WORK TO DO: Repeat every record below exactly, leaving out the pictures.

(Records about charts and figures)
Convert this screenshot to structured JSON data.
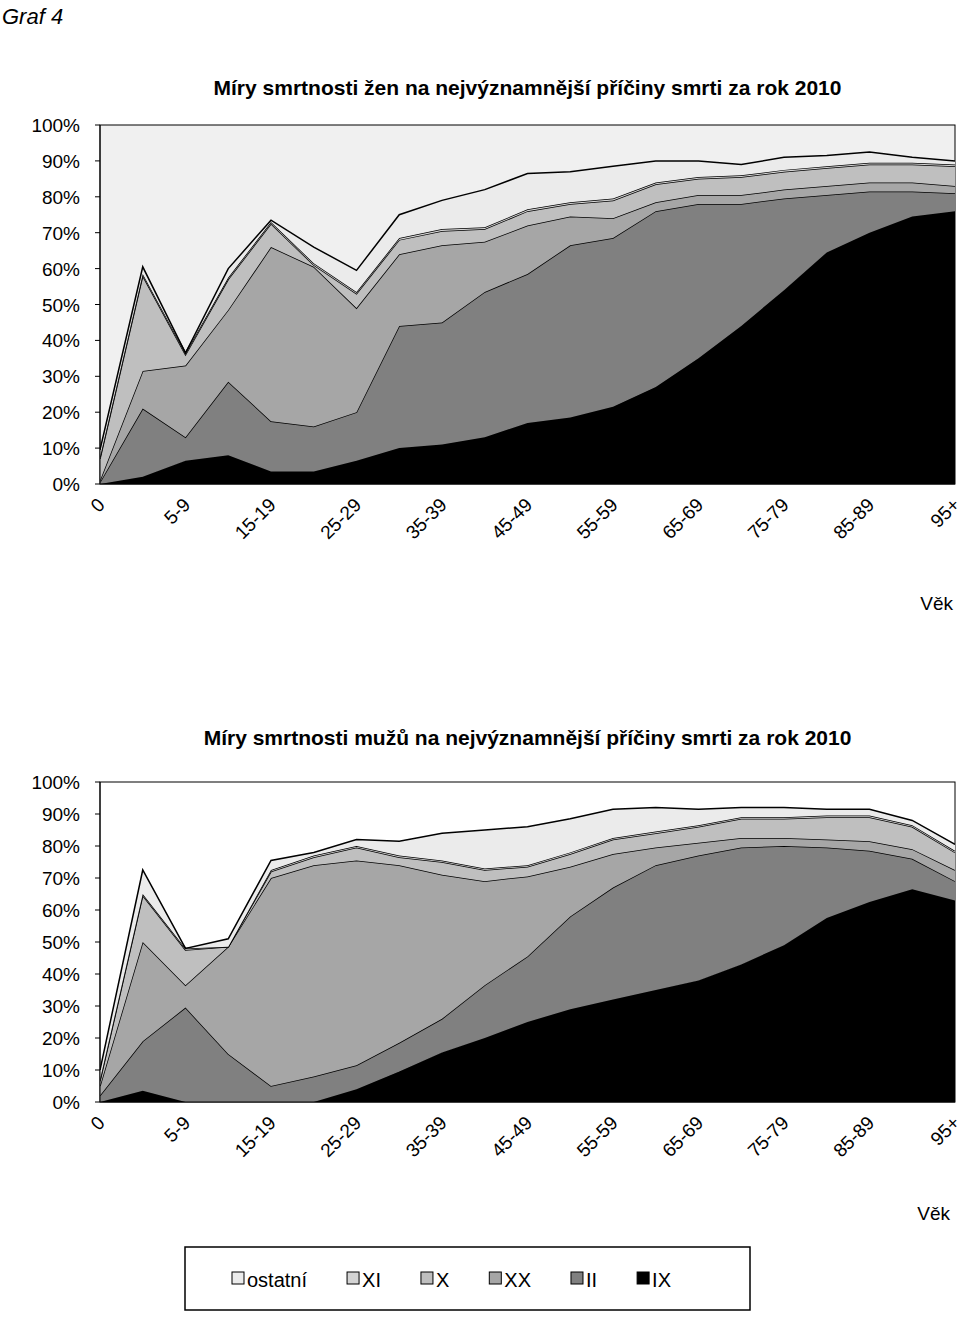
{
  "page_label": "Graf 4",
  "chart_data": [
    {
      "type": "area",
      "stacked": true,
      "title": "Míry smrtnosti  žen na nejvýznamnější  příčiny smrti  za rok 2010",
      "x_label": "Věk",
      "categories": [
        "0",
        null,
        "5-9",
        null,
        "15-19",
        null,
        "25-29",
        null,
        "35-39",
        null,
        "45-49",
        null,
        "55-59",
        null,
        "65-69",
        null,
        "75-79",
        null,
        "85-89",
        null,
        "95+"
      ],
      "series": [
        {
          "name": "IX",
          "color": "#000000",
          "values": [
            0,
            2,
            6.5,
            8,
            3.5,
            3.5,
            6.5,
            10,
            11,
            13,
            17,
            18.5,
            21.5,
            27,
            35,
            44,
            54,
            64.5,
            70,
            74.5,
            76
          ]
        },
        {
          "name": "II",
          "color": "#808080",
          "values": [
            0.5,
            19,
            6.5,
            20.5,
            14,
            12.5,
            13.5,
            34,
            34,
            40.5,
            41.5,
            48,
            47,
            49,
            43,
            34,
            25.5,
            16,
            11.5,
            7,
            5
          ]
        },
        {
          "name": "XX",
          "color": "#a6a6a6",
          "values": [
            0.5,
            10.5,
            20,
            20,
            48.5,
            44.5,
            29,
            20,
            21.5,
            14,
            13.5,
            8,
            5.5,
            2.5,
            2.5,
            2.5,
            2.5,
            2.5,
            2.5,
            2.5,
            2
          ]
        },
        {
          "name": "X",
          "color": "#bfbfbf",
          "values": [
            6,
            26.5,
            3,
            8.5,
            6.5,
            0.5,
            4,
            4,
            4,
            3.5,
            4,
            3.5,
            5,
            5,
            4.5,
            5,
            5,
            5,
            5,
            5,
            5.5
          ]
        },
        {
          "name": "XI",
          "color": "#d4d4d4",
          "values": [
            0.5,
            0.5,
            0.5,
            0.5,
            0.5,
            0.5,
            0.5,
            0.5,
            0.5,
            0.5,
            0.5,
            0.5,
            0.5,
            0.5,
            0.5,
            0.5,
            0.5,
            0.5,
            0.5,
            0.5,
            0.5
          ]
        },
        {
          "name": "ostatní",
          "color": "#ebebeb",
          "values": [
            2,
            2,
            0,
            2.5,
            0.5,
            4.5,
            6,
            6.5,
            8,
            10.5,
            10,
            8.5,
            9,
            6,
            4.5,
            3,
            3.5,
            3,
            3,
            1.5,
            1
          ]
        }
      ],
      "ylim": [
        0,
        100
      ],
      "yticks": [
        {
          "value": 0,
          "label": "0%"
        },
        {
          "value": 10,
          "label": "10%"
        },
        {
          "value": 20,
          "label": "20%"
        },
        {
          "value": 30,
          "label": "30%"
        },
        {
          "value": 40,
          "label": "40%"
        },
        {
          "value": 50,
          "label": "50%"
        },
        {
          "value": 60,
          "label": "60%"
        },
        {
          "value": 70,
          "label": "70%"
        },
        {
          "value": 80,
          "label": "80%"
        },
        {
          "value": 90,
          "label": "90%"
        },
        {
          "value": 100,
          "label": "100%"
        }
      ],
      "grid": false
    },
    {
      "type": "area",
      "stacked": true,
      "title": "Míry smrtnosti  mužů na nejvýznamnější  příčiny smrti  za rok 2010",
      "x_label": "Věk",
      "categories": [
        "0",
        null,
        "5-9",
        null,
        "15-19",
        null,
        "25-29",
        null,
        "35-39",
        null,
        "45-49",
        null,
        "55-59",
        null,
        "65-69",
        null,
        "75-79",
        null,
        "85-89",
        null,
        "95+"
      ],
      "series": [
        {
          "name": "IX",
          "color": "#000000",
          "values": [
            0,
            3.5,
            0,
            0,
            0,
            0,
            4,
            9.5,
            15.5,
            20,
            25,
            29,
            32,
            35,
            38,
            43,
            49,
            57.5,
            62.5,
            66.5,
            63
          ]
        },
        {
          "name": "II",
          "color": "#808080",
          "values": [
            2,
            15.5,
            29.5,
            15,
            5,
            8,
            7.5,
            9,
            10.5,
            16.5,
            20.5,
            29,
            35,
            39,
            39,
            36.5,
            31,
            22,
            16,
            9.5,
            6
          ]
        },
        {
          "name": "XX",
          "color": "#a6a6a6",
          "values": [
            3,
            31,
            7,
            33.5,
            65,
            66,
            64,
            55.5,
            45,
            32.5,
            25,
            15.5,
            10.5,
            5.5,
            4,
            3,
            2.5,
            2.5,
            3,
            3,
            3.5
          ]
        },
        {
          "name": "X",
          "color": "#bfbfbf",
          "values": [
            1.5,
            14.5,
            11,
            0,
            2,
            2.5,
            4,
            2.5,
            4,
            3.5,
            3,
            4,
            4.5,
            4.5,
            5,
            6,
            6,
            7,
            7.5,
            7,
            5.5
          ]
        },
        {
          "name": "XI",
          "color": "#d4d4d4",
          "values": [
            0.5,
            0.5,
            0.5,
            0,
            0.5,
            0.5,
            0.5,
            0.5,
            0.5,
            0.5,
            0.5,
            0.5,
            0.5,
            0.5,
            0.5,
            0.5,
            0.5,
            0.5,
            0.5,
            0.5,
            0.5
          ]
        },
        {
          "name": "ostatní",
          "color": "#ebebeb",
          "values": [
            3,
            7.5,
            0,
            2.5,
            3,
            1,
            2,
            4.5,
            8.5,
            12,
            12,
            10.5,
            9,
            7.5,
            5,
            3,
            3,
            2,
            2,
            1.5,
            2
          ]
        }
      ],
      "ylim": [
        0,
        100
      ],
      "yticks": [
        {
          "value": 0,
          "label": "0%"
        },
        {
          "value": 10,
          "label": "10%"
        },
        {
          "value": 20,
          "label": "20%"
        },
        {
          "value": 30,
          "label": "30%"
        },
        {
          "value": 40,
          "label": "40%"
        },
        {
          "value": 50,
          "label": "50%"
        },
        {
          "value": 60,
          "label": "60%"
        },
        {
          "value": 70,
          "label": "70%"
        },
        {
          "value": 80,
          "label": "80%"
        },
        {
          "value": 90,
          "label": "90%"
        },
        {
          "value": 100,
          "label": "100%"
        }
      ],
      "grid": false,
      "legend": "bottom"
    }
  ]
}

EXERCISE ANSWER:
Convert this screenshot to structured JSON data.
{
  "page_label": "Graf 4",
  "chart_data": [
    {
      "type": "area",
      "stacked": true,
      "title": "Míry smrtnosti  žen na nejvýznamnější  příčiny smrti  za rok 2010",
      "x_label": "Věk",
      "categories": [
        "0",
        null,
        "5-9",
        null,
        "15-19",
        null,
        "25-29",
        null,
        "35-39",
        null,
        "45-49",
        null,
        "55-59",
        null,
        "65-69",
        null,
        "75-79",
        null,
        "85-89",
        null,
        "95+"
      ],
      "series": [
        {
          "name": "IX",
          "color": "#000000",
          "values": [
            0,
            2,
            6.5,
            8,
            3.5,
            3.5,
            6.5,
            10,
            11,
            13,
            17,
            18.5,
            21.5,
            27,
            35,
            44,
            54,
            64.5,
            70,
            74.5,
            76
          ]
        },
        {
          "name": "II",
          "color": "#808080",
          "values": [
            0.5,
            19,
            6.5,
            20.5,
            14,
            12.5,
            13.5,
            34,
            34,
            40.5,
            41.5,
            48,
            47,
            49,
            43,
            34,
            25.5,
            16,
            11.5,
            7,
            5
          ]
        },
        {
          "name": "XX",
          "color": "#a6a6a6",
          "values": [
            0.5,
            10.5,
            20,
            20,
            48.5,
            44.5,
            29,
            20,
            21.5,
            14,
            13.5,
            8,
            5.5,
            2.5,
            2.5,
            2.5,
            2.5,
            2.5,
            2.5,
            2.5,
            2
          ]
        },
        {
          "name": "X",
          "color": "#bfbfbf",
          "values": [
            6,
            26.5,
            3,
            8.5,
            6.5,
            0.5,
            4,
            4,
            4,
            3.5,
            4,
            3.5,
            5,
            5,
            4.5,
            5,
            5,
            5,
            5,
            5,
            5.5
          ]
        },
        {
          "name": "XI",
          "color": "#d4d4d4",
          "values": [
            0.5,
            0.5,
            0.5,
            0.5,
            0.5,
            0.5,
            0.5,
            0.5,
            0.5,
            0.5,
            0.5,
            0.5,
            0.5,
            0.5,
            0.5,
            0.5,
            0.5,
            0.5,
            0.5,
            0.5,
            0.5
          ]
        },
        {
          "name": "ostatní",
          "color": "#ebebeb",
          "values": [
            2,
            2,
            0,
            2.5,
            0.5,
            4.5,
            6,
            6.5,
            8,
            10.5,
            10,
            8.5,
            9,
            6,
            4.5,
            3,
            3.5,
            3,
            3,
            1.5,
            1
          ]
        }
      ],
      "ylim": [
        0,
        100
      ],
      "yticks": [
        {
          "value": 0,
          "label": "0%"
        },
        {
          "value": 10,
          "label": "10%"
        },
        {
          "value": 20,
          "label": "20%"
        },
        {
          "value": 30,
          "label": "30%"
        },
        {
          "value": 40,
          "label": "40%"
        },
        {
          "value": 50,
          "label": "50%"
        },
        {
          "value": 60,
          "label": "60%"
        },
        {
          "value": 70,
          "label": "70%"
        },
        {
          "value": 80,
          "label": "80%"
        },
        {
          "value": 90,
          "label": "90%"
        },
        {
          "value": 100,
          "label": "100%"
        }
      ],
      "grid": false
    },
    {
      "type": "area",
      "stacked": true,
      "title": "Míry smrtnosti  mužů na nejvýznamnější  příčiny smrti  za rok 2010",
      "x_label": "Věk",
      "categories": [
        "0",
        null,
        "5-9",
        null,
        "15-19",
        null,
        "25-29",
        null,
        "35-39",
        null,
        "45-49",
        null,
        "55-59",
        null,
        "65-69",
        null,
        "75-79",
        null,
        "85-89",
        null,
        "95+"
      ],
      "series": [
        {
          "name": "IX",
          "color": "#000000",
          "values": [
            0,
            3.5,
            0,
            0,
            0,
            0,
            4,
            9.5,
            15.5,
            20,
            25,
            29,
            32,
            35,
            38,
            43,
            49,
            57.5,
            62.5,
            66.5,
            63
          ]
        },
        {
          "name": "II",
          "color": "#808080",
          "values": [
            2,
            15.5,
            29.5,
            15,
            5,
            8,
            7.5,
            9,
            10.5,
            16.5,
            20.5,
            29,
            35,
            39,
            39,
            36.5,
            31,
            22,
            16,
            9.5,
            6
          ]
        },
        {
          "name": "XX",
          "color": "#a6a6a6",
          "values": [
            3,
            31,
            7,
            33.5,
            65,
            66,
            64,
            55.5,
            45,
            32.5,
            25,
            15.5,
            10.5,
            5.5,
            4,
            3,
            2.5,
            2.5,
            3,
            3,
            3.5
          ]
        },
        {
          "name": "X",
          "color": "#bfbfbf",
          "values": [
            1.5,
            14.5,
            11,
            0,
            2,
            2.5,
            4,
            2.5,
            4,
            3.5,
            3,
            4,
            4.5,
            4.5,
            5,
            6,
            6,
            7,
            7.5,
            7,
            5.5
          ]
        },
        {
          "name": "XI",
          "color": "#d4d4d4",
          "values": [
            0.5,
            0.5,
            0.5,
            0,
            0.5,
            0.5,
            0.5,
            0.5,
            0.5,
            0.5,
            0.5,
            0.5,
            0.5,
            0.5,
            0.5,
            0.5,
            0.5,
            0.5,
            0.5,
            0.5,
            0.5
          ]
        },
        {
          "name": "ostatní",
          "color": "#ebebeb",
          "values": [
            3,
            7.5,
            0,
            2.5,
            3,
            1,
            2,
            4.5,
            8.5,
            12,
            12,
            10.5,
            9,
            7.5,
            5,
            3,
            3,
            2,
            2,
            1.5,
            2
          ]
        }
      ],
      "ylim": [
        0,
        100
      ],
      "yticks": [
        {
          "value": 0,
          "label": "0%"
        },
        {
          "value": 10,
          "label": "10%"
        },
        {
          "value": 20,
          "label": "20%"
        },
        {
          "value": 30,
          "label": "30%"
        },
        {
          "value": 40,
          "label": "40%"
        },
        {
          "value": 50,
          "label": "50%"
        },
        {
          "value": 60,
          "label": "60%"
        },
        {
          "value": 70,
          "label": "70%"
        },
        {
          "value": 80,
          "label": "80%"
        },
        {
          "value": 90,
          "label": "90%"
        },
        {
          "value": 100,
          "label": "100%"
        }
      ],
      "grid": false,
      "legend": "bottom"
    }
  ]
}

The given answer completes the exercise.